Document section.

# Received A Notice From The IRS Today



## fmdog44 (Aug 13, 2020)

Never in my life have I set up quarterly payments but yesterday I received a notice of a late fee for not paying it or them for 2019. I paid my taxes in full on July 15, 2019. So after searching everywhere on the website I filled out an Appeals form because you can't talk to a human now. I look forward to total conflicting communications and over all confusing non-facts in the pursuit of resolving this.


----------



## CinnamonSugar (Aug 13, 2020)

Oh @fmdog44 i am sooooo with you on this!   The IRS mailed my refund but based on some snafu with the post office, they returned it as “undeliverable”.   Now can’t get hold of a human on the phone to correct my address or whatever and get it resent.  And the website just directs you back to the phone #.  Glad I have treasure in heaven that the IRS can’t mess up!!


----------



## bowmore (Aug 13, 2020)

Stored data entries
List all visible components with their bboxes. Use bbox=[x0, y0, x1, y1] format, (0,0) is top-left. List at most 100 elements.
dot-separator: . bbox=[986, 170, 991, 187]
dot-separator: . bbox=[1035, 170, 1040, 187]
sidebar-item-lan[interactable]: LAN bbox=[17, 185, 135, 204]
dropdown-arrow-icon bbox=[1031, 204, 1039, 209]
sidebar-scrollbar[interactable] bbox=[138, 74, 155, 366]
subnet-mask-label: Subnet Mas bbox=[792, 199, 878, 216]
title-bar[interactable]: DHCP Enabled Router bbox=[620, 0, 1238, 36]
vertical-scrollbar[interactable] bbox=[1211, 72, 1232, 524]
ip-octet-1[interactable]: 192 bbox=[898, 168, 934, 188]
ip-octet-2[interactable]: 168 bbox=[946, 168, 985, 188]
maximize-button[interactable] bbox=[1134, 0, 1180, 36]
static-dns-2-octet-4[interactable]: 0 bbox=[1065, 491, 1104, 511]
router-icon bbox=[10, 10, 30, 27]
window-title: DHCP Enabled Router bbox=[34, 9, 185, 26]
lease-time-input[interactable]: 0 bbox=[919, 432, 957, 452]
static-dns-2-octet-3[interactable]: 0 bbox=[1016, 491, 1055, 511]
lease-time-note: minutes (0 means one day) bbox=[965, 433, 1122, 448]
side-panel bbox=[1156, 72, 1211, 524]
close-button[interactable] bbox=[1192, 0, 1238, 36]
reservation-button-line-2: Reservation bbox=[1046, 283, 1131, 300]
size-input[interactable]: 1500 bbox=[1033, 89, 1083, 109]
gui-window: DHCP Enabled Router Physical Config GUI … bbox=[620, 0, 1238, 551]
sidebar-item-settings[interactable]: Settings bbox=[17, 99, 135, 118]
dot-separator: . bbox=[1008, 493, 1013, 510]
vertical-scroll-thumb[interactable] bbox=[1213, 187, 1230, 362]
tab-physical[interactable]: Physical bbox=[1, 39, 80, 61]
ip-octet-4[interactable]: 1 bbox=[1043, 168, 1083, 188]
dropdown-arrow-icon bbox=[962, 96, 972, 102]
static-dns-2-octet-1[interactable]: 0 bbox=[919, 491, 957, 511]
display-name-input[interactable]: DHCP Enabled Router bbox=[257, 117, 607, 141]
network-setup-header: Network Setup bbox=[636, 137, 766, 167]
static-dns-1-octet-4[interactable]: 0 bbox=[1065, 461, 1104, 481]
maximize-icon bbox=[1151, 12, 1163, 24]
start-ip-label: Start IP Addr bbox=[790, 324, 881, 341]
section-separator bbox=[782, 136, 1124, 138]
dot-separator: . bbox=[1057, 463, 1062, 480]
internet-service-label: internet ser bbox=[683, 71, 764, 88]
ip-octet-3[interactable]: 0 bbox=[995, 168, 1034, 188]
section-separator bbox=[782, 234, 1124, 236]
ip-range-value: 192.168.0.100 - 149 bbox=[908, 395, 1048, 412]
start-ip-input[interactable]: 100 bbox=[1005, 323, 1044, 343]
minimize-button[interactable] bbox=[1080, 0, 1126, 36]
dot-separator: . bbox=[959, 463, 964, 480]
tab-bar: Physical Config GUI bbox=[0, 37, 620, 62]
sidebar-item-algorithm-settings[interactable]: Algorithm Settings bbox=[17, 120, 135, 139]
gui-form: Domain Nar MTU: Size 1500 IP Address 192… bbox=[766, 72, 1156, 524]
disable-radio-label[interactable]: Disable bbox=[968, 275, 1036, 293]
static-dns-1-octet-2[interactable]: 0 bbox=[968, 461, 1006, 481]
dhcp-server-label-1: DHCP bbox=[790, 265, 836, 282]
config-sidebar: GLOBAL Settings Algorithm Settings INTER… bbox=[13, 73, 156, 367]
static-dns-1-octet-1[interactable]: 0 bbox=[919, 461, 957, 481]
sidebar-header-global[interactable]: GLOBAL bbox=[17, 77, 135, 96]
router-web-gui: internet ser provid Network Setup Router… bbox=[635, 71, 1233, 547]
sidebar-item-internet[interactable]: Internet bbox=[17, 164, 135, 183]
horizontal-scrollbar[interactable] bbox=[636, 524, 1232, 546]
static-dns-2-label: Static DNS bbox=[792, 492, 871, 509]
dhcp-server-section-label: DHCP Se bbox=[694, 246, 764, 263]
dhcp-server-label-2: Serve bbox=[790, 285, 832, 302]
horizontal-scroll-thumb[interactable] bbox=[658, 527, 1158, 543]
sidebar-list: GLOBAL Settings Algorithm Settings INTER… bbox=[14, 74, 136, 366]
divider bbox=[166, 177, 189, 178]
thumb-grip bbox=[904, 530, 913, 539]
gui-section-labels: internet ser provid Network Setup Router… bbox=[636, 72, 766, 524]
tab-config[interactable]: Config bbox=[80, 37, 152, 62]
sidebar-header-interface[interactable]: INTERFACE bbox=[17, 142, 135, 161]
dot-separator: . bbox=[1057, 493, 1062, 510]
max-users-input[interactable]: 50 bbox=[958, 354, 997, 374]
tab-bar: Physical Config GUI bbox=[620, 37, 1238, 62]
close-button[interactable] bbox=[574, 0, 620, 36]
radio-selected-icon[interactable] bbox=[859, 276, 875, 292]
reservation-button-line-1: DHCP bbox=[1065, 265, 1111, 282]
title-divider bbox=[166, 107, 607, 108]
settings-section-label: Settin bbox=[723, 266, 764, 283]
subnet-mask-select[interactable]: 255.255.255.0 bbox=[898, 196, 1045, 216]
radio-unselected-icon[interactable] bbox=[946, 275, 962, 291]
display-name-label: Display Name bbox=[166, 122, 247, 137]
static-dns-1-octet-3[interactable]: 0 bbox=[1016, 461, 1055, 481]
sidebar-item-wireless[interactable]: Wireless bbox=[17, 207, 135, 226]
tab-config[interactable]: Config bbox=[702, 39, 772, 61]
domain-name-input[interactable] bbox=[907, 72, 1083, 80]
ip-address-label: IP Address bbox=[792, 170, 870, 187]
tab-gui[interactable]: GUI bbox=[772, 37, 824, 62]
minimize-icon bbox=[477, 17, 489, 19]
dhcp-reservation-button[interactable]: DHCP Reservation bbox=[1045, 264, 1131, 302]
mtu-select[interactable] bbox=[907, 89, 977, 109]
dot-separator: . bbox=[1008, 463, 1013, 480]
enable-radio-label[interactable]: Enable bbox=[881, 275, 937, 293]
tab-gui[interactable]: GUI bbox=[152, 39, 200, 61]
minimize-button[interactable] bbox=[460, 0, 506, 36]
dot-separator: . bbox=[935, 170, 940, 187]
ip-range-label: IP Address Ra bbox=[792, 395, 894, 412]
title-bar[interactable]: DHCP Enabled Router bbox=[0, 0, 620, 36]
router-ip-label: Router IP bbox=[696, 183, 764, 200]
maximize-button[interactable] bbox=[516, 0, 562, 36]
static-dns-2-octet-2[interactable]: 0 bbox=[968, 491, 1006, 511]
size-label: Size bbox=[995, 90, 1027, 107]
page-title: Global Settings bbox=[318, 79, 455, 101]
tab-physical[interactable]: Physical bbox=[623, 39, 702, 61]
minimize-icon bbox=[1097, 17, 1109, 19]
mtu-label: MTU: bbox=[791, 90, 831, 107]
* * *
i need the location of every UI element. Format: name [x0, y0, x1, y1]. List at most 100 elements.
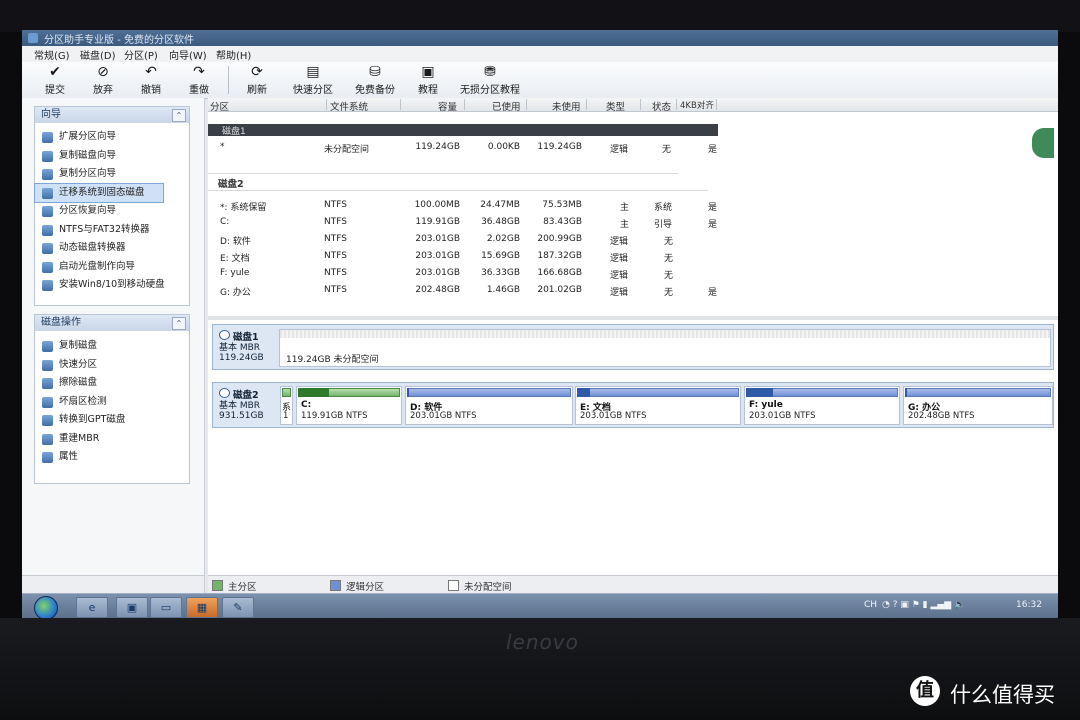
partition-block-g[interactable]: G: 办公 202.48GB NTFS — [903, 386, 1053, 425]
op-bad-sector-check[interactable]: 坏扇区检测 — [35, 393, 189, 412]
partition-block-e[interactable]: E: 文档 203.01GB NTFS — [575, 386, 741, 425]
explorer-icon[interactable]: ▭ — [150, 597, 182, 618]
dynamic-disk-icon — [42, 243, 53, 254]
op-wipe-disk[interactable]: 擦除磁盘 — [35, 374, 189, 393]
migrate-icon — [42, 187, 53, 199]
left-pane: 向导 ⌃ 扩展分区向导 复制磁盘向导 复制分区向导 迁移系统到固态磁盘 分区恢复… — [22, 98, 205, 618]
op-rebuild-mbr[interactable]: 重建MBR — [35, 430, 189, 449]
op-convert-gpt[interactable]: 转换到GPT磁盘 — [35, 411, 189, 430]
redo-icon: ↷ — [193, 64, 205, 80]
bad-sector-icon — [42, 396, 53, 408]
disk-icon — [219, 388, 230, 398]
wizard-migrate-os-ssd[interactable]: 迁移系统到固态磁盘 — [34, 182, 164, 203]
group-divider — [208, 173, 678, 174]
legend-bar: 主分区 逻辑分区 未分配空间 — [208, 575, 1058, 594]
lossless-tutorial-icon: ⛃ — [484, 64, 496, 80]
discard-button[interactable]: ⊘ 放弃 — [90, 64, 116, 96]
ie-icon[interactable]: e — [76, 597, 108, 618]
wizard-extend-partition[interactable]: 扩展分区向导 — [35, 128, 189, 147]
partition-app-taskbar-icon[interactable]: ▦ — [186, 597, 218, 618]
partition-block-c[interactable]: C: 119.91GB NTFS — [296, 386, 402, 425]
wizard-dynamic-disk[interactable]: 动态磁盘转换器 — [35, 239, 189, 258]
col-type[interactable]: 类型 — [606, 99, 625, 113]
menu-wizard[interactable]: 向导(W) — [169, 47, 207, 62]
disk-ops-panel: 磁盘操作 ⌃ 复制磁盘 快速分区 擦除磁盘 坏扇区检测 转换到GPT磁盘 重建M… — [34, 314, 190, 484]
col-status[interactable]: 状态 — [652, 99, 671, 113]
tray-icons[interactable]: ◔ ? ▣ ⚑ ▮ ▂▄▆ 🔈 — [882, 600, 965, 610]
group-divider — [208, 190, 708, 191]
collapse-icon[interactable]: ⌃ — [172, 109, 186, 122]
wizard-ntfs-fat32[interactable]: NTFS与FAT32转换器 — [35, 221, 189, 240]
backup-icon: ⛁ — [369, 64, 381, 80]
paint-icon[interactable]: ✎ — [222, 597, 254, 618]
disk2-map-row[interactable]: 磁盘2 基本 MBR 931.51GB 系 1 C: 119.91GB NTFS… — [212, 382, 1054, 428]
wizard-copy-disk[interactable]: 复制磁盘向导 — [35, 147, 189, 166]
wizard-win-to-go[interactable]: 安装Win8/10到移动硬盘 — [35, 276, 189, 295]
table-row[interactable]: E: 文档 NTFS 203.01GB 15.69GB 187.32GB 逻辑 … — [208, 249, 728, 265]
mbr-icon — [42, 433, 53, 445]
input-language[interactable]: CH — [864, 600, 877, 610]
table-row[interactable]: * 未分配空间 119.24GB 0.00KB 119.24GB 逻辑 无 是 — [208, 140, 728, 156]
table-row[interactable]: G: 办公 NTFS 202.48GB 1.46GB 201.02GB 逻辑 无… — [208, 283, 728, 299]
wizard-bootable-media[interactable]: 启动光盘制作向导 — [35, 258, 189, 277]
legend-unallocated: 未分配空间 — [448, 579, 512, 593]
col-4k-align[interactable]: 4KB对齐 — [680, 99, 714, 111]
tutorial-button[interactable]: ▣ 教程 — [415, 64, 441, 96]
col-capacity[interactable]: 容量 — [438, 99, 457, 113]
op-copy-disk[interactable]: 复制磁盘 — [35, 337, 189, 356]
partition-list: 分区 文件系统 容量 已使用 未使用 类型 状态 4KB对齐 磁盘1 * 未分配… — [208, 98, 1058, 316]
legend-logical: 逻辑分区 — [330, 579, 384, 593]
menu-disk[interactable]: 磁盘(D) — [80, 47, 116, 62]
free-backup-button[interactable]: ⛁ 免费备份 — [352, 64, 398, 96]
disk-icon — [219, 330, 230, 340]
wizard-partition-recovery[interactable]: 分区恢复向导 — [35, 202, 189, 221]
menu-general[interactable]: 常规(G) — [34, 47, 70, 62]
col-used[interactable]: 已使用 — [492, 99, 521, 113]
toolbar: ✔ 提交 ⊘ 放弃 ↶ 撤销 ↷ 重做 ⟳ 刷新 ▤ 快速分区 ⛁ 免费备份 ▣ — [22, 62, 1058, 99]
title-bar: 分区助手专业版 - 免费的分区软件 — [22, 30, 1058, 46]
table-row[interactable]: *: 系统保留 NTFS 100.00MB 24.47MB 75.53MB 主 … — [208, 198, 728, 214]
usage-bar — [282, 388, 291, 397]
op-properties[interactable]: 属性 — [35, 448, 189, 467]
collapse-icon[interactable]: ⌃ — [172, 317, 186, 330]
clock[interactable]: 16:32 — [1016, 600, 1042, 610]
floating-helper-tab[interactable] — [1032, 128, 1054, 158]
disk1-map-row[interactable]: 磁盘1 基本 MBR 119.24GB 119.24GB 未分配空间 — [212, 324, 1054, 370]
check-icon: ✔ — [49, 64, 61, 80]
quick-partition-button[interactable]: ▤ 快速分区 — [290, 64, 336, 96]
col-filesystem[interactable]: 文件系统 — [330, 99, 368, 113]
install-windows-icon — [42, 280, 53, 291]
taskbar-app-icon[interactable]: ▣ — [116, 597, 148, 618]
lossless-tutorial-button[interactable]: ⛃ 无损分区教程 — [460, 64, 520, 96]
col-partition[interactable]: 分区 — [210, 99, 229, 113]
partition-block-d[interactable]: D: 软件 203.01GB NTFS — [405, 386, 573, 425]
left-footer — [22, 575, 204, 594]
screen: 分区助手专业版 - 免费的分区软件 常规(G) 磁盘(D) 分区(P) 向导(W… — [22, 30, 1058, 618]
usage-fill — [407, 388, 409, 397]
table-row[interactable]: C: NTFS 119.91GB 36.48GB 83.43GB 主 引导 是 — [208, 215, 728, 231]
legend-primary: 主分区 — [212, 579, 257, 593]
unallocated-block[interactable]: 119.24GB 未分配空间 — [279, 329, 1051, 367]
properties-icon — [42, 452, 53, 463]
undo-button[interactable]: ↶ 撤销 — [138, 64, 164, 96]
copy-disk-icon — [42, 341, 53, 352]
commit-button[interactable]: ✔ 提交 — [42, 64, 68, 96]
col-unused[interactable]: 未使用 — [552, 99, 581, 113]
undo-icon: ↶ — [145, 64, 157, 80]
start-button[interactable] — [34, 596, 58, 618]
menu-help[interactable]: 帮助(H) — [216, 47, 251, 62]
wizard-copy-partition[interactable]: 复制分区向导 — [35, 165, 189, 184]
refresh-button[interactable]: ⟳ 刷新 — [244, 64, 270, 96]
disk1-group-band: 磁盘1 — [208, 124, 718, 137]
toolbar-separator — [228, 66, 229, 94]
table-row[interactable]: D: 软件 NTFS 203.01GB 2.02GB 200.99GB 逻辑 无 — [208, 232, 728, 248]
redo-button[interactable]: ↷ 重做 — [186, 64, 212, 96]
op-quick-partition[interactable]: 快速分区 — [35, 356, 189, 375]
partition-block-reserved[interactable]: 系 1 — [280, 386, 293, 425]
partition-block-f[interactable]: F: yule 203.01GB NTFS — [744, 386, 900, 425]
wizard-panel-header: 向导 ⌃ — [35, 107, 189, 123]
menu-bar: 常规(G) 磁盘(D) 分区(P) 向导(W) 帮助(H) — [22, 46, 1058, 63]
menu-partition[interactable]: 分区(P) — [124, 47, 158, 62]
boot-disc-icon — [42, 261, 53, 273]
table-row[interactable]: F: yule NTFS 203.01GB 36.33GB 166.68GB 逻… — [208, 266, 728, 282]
---
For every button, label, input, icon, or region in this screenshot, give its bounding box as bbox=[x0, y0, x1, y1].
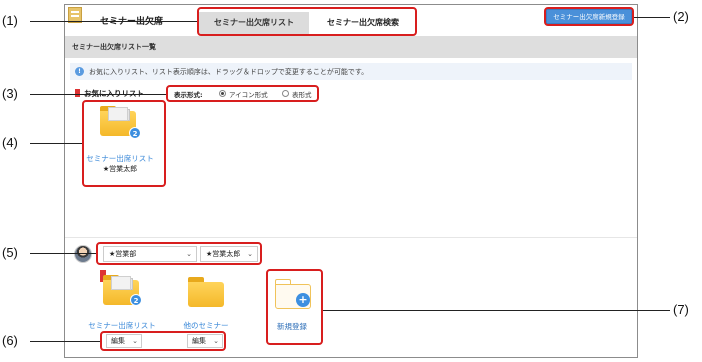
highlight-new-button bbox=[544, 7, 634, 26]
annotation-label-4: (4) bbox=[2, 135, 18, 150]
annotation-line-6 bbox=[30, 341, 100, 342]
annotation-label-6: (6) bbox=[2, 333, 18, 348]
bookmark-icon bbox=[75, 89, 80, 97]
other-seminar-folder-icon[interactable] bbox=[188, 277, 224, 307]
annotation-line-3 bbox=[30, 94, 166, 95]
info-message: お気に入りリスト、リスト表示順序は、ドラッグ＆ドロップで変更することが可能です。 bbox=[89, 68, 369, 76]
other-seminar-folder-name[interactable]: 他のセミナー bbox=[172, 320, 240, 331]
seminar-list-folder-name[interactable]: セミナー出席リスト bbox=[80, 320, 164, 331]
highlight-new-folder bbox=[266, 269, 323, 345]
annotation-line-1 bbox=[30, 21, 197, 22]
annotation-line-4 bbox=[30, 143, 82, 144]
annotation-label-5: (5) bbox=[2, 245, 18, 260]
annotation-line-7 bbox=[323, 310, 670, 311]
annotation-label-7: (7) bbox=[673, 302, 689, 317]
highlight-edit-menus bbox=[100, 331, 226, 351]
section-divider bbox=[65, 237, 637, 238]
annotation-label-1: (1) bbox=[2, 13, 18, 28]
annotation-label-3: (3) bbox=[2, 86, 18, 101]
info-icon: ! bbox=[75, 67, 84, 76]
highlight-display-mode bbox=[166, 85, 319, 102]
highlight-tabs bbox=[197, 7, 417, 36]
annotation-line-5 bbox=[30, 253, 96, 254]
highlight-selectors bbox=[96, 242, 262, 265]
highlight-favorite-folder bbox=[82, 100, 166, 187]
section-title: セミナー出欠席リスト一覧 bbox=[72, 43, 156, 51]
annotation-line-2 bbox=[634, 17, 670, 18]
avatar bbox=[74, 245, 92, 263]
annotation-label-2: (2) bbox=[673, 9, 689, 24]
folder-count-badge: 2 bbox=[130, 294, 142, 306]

Problem.
In the forum thread about the IRS notice, why did fmdog44 fill out an Appeals form? Answer in one to three sentences.

Expected answer.
fmdog44 filled out an Appeals form because you can't talk to a human now. This came after searching everywhere on the website in response to a notice of a late fee for not making quarterly payments for 2019.